WHAT THE TASK ASKS =>
Filter this material down to the lines that hold "correnti", copying each one.

↓↓↓

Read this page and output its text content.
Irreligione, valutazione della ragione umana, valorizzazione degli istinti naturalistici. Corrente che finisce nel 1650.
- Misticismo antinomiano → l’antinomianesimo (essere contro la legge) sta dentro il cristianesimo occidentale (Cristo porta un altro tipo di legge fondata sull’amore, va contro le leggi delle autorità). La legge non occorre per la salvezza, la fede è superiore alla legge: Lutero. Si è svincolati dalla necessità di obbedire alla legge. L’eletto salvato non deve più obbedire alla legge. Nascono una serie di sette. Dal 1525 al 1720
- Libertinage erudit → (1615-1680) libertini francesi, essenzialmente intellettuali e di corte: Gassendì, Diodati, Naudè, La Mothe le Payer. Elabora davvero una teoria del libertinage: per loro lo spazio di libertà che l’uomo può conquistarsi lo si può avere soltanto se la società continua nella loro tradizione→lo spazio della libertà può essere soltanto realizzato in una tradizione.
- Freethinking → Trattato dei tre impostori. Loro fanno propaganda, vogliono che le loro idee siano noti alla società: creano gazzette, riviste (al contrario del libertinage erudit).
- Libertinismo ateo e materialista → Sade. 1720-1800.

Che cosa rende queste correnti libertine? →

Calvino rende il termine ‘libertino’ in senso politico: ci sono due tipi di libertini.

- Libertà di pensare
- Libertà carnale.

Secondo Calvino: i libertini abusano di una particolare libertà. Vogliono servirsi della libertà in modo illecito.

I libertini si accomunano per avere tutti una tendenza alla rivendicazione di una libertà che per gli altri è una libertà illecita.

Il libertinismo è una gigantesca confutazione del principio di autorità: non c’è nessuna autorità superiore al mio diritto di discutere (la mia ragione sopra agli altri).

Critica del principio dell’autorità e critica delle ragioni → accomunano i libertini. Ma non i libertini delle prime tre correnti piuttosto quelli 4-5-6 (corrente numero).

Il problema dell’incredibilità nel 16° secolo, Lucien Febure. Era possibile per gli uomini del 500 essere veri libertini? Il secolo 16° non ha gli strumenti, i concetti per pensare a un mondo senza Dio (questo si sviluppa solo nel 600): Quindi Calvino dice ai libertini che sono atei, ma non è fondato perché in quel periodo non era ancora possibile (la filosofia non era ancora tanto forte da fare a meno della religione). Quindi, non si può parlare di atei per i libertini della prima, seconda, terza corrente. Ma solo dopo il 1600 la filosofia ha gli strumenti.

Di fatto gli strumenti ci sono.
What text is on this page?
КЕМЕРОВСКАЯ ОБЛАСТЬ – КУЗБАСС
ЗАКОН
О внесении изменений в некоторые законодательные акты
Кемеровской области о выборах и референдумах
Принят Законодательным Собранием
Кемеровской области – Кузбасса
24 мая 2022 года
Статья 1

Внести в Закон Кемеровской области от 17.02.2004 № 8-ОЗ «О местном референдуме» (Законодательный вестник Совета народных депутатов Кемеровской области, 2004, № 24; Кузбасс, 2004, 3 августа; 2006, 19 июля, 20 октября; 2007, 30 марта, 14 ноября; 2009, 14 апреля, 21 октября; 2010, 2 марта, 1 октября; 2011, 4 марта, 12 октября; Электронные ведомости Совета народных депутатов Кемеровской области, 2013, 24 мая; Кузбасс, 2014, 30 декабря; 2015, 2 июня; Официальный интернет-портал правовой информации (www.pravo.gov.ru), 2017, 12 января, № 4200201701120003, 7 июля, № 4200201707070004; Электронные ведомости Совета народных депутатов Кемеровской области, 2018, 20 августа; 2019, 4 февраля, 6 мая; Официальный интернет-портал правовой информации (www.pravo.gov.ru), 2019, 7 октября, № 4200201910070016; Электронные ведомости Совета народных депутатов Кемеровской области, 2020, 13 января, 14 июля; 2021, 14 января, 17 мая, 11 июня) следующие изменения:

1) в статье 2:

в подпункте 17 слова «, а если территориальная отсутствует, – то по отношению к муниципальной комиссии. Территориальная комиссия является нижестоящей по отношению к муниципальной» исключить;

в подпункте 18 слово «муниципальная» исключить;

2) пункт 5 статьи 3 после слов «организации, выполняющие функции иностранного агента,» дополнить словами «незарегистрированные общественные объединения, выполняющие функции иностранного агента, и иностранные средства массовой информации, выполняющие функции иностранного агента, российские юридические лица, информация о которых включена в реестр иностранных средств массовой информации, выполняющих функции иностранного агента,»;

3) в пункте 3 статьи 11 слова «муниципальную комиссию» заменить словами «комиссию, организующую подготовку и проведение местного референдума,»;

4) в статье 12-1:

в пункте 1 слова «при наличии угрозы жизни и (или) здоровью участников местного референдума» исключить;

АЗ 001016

↑↑↑

CORRECT RESULT =>
Che cosa rende queste correnti libertine? →
Critica del principio dell’autorità e critica delle ragioni → accomunano i libertini. Ma non i libertini delle prime tre correnti piuttosto quelli 4-5-6 (corrente numero).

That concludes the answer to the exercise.